Given exercise 1:
Reproduce the records from their first line up to and including the line that contains "crockpot-text: , — [1137, 1367, 1152, 1395]".

2

I have a MovieRatings database with columns userId, movieId, movie-categoryId, reviewId, movieRating and reviewDate.

In my mapper I want to extract userId -> (movieId, movieRating)

And then in the reducer I want to group all movieId, movieRating pair by user.

Here is my attempt:

Map function:

var map = function() {
    var values={movieId : this.movieId, movieRating : this.movieRating};
    emit(this.userId, values);}

Reduce function:

var reduce = function(key,values) {
    var ratings = [];
    values.forEach(function(V){
        var temp = {movieId : V.movieId, movieRating : V.movieRating};
        Array.prototype.push.apply(ratings, temp);
        });
    return {userId : key, ratings : ratings };
}

Run MapReduce:

db.ratings.mapReduce(map, reduce, { out: "map_reduce_step1" })

Provided information:
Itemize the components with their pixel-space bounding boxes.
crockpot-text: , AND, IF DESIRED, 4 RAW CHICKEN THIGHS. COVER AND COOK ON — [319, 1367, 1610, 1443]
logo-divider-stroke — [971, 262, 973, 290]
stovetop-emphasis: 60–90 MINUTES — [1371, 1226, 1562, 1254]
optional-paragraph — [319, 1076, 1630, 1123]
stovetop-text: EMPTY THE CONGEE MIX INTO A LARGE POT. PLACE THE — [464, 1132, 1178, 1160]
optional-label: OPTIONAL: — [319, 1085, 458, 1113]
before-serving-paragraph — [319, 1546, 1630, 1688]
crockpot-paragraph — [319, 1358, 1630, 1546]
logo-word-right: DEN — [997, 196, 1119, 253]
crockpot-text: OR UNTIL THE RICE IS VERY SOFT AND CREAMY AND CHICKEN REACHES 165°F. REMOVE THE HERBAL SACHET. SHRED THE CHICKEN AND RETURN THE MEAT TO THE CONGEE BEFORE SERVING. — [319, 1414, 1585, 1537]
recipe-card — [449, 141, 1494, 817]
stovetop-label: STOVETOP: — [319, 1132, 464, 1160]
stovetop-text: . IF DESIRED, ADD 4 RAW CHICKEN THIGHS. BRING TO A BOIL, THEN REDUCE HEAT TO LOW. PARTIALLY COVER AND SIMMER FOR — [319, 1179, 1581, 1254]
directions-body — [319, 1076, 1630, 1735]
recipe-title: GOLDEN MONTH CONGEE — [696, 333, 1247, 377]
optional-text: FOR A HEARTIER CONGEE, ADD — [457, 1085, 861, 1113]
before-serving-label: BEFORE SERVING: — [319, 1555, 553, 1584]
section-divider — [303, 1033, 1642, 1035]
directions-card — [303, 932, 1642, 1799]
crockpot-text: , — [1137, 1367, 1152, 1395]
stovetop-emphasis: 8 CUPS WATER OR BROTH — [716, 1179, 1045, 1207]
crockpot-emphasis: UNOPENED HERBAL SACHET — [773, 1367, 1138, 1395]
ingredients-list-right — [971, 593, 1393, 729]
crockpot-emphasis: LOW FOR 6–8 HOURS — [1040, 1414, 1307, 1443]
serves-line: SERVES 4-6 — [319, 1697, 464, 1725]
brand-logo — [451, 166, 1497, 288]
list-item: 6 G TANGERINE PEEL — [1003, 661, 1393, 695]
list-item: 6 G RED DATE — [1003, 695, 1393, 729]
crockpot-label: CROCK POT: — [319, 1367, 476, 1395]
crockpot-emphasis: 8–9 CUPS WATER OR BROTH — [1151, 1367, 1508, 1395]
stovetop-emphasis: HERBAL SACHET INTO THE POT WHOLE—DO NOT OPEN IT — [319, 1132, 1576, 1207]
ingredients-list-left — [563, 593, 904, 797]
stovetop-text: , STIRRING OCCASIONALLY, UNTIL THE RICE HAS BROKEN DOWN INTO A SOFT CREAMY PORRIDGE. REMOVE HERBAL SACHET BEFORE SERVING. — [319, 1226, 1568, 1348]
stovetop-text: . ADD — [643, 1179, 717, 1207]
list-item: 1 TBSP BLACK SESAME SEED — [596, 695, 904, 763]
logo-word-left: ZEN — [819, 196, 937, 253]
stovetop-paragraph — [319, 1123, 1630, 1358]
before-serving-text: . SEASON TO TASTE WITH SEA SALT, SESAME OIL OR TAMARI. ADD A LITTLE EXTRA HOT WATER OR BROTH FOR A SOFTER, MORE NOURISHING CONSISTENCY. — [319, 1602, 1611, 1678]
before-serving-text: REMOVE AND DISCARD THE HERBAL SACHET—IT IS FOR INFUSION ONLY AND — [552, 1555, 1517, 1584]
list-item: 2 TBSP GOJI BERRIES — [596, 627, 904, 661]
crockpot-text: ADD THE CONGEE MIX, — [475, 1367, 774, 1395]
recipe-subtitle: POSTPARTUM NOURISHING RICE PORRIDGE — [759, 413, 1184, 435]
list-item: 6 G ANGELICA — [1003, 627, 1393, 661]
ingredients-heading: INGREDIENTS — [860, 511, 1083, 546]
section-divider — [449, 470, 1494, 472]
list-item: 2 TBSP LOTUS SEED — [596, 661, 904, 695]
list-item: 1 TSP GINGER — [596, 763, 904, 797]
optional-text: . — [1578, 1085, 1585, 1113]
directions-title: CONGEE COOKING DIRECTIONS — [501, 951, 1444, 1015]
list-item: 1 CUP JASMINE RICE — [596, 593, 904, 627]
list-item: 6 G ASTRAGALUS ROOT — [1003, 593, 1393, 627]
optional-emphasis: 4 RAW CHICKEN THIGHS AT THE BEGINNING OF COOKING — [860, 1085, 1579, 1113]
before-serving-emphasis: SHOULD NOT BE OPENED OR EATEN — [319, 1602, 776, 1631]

Given exercise 2:
Answer these questions about the MapReduce post:
(a) Which columns does the MovieRatings database have?
(b) What does the map function pass to emit as the key?
(c) What output name is given in the mapReduce call?

Worked solution 1:
Itemize the components with their pixel-space bounding boxes.
crockpot-text: , AND, IF DESIRED, 4 RAW CHICKEN THIGHS. COVER AND COOK ON — [319, 1367, 1610, 1443]
logo-divider-stroke — [971, 262, 973, 290]
stovetop-emphasis: 60–90 MINUTES — [1371, 1226, 1562, 1254]
optional-paragraph — [319, 1076, 1630, 1123]
stovetop-text: EMPTY THE CONGEE MIX INTO A LARGE POT. PLACE THE — [464, 1132, 1178, 1160]
optional-label: OPTIONAL: — [319, 1085, 458, 1113]
before-serving-paragraph — [319, 1546, 1630, 1688]
crockpot-paragraph — [319, 1358, 1630, 1546]
logo-word-right: DEN — [997, 196, 1119, 253]
crockpot-text: OR UNTIL THE RICE IS VERY SOFT AND CREAMY AND CHICKEN REACHES 165°F. REMOVE THE HERBAL SACHET. SHRED THE CHICKEN AND RETURN THE MEAT TO THE CONGEE BEFORE SERVING. — [319, 1414, 1585, 1537]
recipe-card — [449, 141, 1494, 817]
stovetop-label: STOVETOP: — [319, 1132, 464, 1160]
stovetop-text: . IF DESIRED, ADD 4 RAW CHICKEN THIGHS. BRING TO A BOIL, THEN REDUCE HEAT TO LOW. PARTIALLY COVER AND SIMMER FOR — [319, 1179, 1581, 1254]
directions-body — [319, 1076, 1630, 1735]
recipe-title: GOLDEN MONTH CONGEE — [696, 333, 1247, 377]
optional-text: FOR A HEARTIER CONGEE, ADD — [457, 1085, 861, 1113]
before-serving-label: BEFORE SERVING: — [319, 1555, 553, 1584]
section-divider — [303, 1033, 1642, 1035]
directions-card — [303, 932, 1642, 1799]
crockpot-text: , — [1137, 1367, 1152, 1395]

Worked solution 2:
(a) userId, movieId, movie-categoryId, reviewId, movieRating and reviewDate
(b) this.userId
(c) "map_reduce_step1"